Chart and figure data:
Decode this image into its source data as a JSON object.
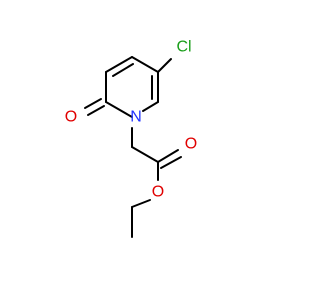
{
  "molecule": {
    "atoms": {
      "chlorine": {
        "symbol": "Cl",
        "color": "#1a9e1a"
      },
      "ring_oxygen": {
        "symbol": "O",
        "color": "#e00000"
      },
      "ring_nitrogen": {
        "symbol": "N",
        "color": "#2233ff"
      },
      "carbonyl_oxygen": {
        "symbol": "O",
        "color": "#e00000"
      },
      "ester_oxygen": {
        "symbol": "O",
        "color": "#e00000"
      }
    }
  }
}
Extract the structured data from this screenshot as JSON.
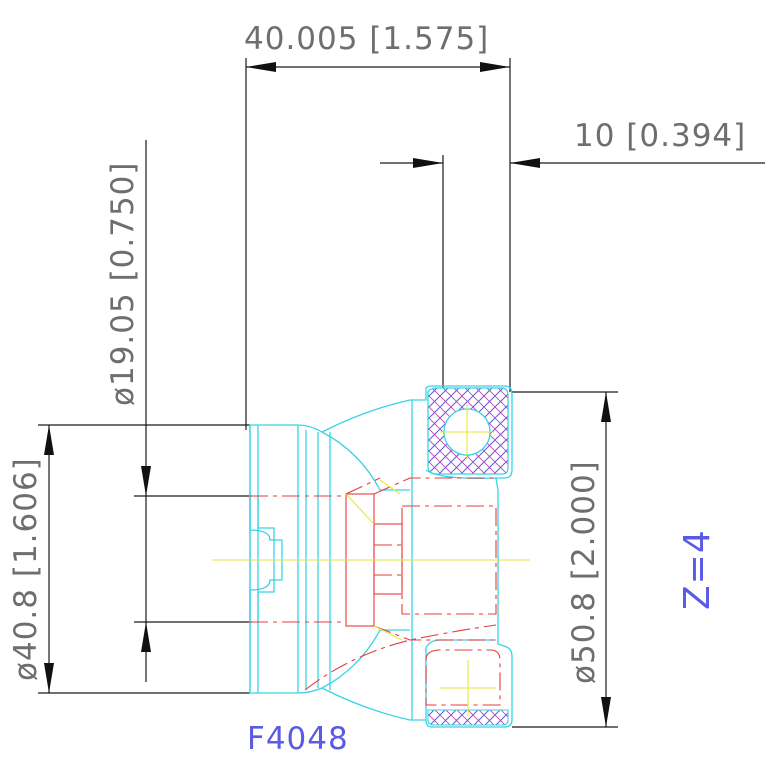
{
  "labels": {
    "top_width": "40.005 [1.575]",
    "slot_width": "10 [0.394]",
    "bore_dia": "ø19.05 [0.750]",
    "body_dia": "ø40.8 [1.606]",
    "cut_dia": "ø50.8 [2.000]",
    "teeth": "Z=4",
    "part_no": "F4048"
  },
  "colors": {
    "dimension": "#1a1a1a",
    "outline": "#39d3e6",
    "hidden": "#e63c3c",
    "center": "#e6e63c",
    "hatch": "#5a5ae6",
    "label": "#6e6e6e"
  }
}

» **Work to be completed**:
Take the line containing "Extract the structured" and every line after it up to the end of the data, and write them out exactly, without the pictures.

» **Written response**:
Extract the structured data from this screenshot as JSON.
{
  "labels": {
    "top_width": "40.005 [1.575]",
    "slot_width": "10 [0.394]",
    "bore_dia": "ø19.05 [0.750]",
    "body_dia": "ø40.8 [1.606]",
    "cut_dia": "ø50.8 [2.000]",
    "teeth": "Z=4",
    "part_no": "F4048"
  },
  "colors": {
    "dimension": "#1a1a1a",
    "outline": "#39d3e6",
    "hidden": "#e63c3c",
    "center": "#e6e63c",
    "hatch": "#5a5ae6",
    "label": "#6e6e6e"
  }
}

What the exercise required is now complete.